▽
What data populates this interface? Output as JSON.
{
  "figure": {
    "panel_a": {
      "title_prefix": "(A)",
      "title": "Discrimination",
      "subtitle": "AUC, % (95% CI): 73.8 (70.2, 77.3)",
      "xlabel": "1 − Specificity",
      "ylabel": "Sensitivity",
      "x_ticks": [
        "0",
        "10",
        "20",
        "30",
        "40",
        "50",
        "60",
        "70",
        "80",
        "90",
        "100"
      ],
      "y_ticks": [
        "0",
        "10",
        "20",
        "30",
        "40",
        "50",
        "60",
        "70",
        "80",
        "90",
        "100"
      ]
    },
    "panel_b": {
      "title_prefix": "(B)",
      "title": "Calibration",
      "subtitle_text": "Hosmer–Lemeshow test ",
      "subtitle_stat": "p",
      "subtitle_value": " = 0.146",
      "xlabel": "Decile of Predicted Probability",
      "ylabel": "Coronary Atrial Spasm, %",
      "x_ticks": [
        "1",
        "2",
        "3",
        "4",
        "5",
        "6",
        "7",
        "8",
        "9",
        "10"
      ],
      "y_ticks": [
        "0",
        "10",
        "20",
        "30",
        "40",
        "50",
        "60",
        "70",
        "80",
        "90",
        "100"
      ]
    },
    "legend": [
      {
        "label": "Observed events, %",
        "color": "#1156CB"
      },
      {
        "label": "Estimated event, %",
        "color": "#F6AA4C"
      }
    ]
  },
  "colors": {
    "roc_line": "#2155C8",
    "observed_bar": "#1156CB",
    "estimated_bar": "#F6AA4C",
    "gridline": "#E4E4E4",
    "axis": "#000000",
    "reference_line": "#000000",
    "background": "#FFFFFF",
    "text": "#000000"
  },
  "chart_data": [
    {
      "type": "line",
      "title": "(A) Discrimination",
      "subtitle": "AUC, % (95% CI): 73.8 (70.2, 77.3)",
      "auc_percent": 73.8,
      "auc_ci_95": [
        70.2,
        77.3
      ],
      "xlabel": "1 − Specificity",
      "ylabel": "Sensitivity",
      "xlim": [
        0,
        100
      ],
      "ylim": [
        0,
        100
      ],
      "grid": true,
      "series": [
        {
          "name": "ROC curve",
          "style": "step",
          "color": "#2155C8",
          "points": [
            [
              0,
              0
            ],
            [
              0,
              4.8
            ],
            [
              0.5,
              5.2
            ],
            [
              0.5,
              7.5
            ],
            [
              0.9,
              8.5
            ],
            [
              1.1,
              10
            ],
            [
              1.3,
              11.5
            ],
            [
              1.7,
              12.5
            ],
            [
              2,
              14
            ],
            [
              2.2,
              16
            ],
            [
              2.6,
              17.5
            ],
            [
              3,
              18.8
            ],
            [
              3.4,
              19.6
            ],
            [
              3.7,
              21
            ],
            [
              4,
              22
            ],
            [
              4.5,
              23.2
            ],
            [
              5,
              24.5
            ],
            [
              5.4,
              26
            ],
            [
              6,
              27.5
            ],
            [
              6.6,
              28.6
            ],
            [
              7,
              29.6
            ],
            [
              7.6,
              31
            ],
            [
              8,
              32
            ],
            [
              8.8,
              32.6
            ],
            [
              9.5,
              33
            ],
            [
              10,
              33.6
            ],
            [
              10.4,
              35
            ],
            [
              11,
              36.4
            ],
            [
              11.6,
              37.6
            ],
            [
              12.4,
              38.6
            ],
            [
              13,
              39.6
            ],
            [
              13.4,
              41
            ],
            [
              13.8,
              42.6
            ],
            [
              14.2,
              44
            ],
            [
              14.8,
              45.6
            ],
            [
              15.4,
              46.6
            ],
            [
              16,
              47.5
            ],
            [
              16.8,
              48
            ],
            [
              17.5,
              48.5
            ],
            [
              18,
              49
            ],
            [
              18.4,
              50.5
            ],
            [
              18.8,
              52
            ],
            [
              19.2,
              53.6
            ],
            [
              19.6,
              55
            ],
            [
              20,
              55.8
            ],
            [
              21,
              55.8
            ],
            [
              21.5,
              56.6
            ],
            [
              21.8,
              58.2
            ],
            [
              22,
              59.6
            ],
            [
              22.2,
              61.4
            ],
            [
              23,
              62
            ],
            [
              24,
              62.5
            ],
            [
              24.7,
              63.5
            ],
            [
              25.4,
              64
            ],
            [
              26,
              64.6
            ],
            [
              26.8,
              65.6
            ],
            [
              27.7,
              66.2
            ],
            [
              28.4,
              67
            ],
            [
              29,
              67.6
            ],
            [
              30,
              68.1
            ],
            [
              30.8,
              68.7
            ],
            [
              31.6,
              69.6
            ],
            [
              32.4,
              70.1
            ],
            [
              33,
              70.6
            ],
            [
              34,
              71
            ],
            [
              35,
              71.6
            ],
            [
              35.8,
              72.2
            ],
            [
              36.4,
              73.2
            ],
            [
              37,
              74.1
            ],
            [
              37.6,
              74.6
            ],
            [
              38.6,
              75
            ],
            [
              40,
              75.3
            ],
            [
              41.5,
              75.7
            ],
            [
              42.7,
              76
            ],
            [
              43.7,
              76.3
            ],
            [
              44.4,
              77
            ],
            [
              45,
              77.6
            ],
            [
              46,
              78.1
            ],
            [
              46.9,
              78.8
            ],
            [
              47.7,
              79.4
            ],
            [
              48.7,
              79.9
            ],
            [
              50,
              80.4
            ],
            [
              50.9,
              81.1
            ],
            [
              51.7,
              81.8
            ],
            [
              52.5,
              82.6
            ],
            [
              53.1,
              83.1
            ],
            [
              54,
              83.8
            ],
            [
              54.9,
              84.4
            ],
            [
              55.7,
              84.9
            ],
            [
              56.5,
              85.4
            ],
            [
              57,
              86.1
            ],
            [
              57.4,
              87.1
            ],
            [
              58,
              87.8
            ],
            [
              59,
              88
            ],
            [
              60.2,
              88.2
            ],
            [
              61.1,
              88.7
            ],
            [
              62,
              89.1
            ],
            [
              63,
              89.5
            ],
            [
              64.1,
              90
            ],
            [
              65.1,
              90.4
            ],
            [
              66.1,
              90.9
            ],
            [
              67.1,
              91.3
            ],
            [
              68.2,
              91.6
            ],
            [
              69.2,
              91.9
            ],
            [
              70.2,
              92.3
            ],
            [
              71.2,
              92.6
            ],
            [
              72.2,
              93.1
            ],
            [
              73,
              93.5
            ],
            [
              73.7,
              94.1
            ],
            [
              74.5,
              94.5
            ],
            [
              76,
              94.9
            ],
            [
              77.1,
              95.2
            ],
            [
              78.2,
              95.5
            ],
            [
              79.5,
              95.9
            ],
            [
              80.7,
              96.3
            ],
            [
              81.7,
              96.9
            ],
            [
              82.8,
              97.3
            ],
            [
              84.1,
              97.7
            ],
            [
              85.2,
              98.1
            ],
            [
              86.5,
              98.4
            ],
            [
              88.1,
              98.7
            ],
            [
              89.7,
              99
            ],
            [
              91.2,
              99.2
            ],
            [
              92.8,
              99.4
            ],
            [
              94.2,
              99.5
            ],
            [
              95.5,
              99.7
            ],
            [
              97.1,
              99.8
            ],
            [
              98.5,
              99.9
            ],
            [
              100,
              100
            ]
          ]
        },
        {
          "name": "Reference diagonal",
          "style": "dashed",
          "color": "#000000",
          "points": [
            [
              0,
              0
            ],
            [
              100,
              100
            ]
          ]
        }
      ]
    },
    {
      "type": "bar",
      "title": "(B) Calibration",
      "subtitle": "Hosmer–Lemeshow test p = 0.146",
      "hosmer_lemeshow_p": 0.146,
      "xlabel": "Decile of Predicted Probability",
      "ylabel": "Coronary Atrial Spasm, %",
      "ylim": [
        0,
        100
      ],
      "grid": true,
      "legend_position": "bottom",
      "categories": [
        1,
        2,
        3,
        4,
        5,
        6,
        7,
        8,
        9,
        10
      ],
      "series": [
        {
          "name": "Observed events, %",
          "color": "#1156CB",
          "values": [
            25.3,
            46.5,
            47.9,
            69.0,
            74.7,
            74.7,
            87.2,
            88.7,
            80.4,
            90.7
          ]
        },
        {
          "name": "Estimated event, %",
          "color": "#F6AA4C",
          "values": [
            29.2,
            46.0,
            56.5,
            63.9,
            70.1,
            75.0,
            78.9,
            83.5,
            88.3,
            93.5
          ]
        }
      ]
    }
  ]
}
△
> _Task objective_
Among the entries above, how many lines hold the string "name"? Give the number by itself.

> _Correct answer_
4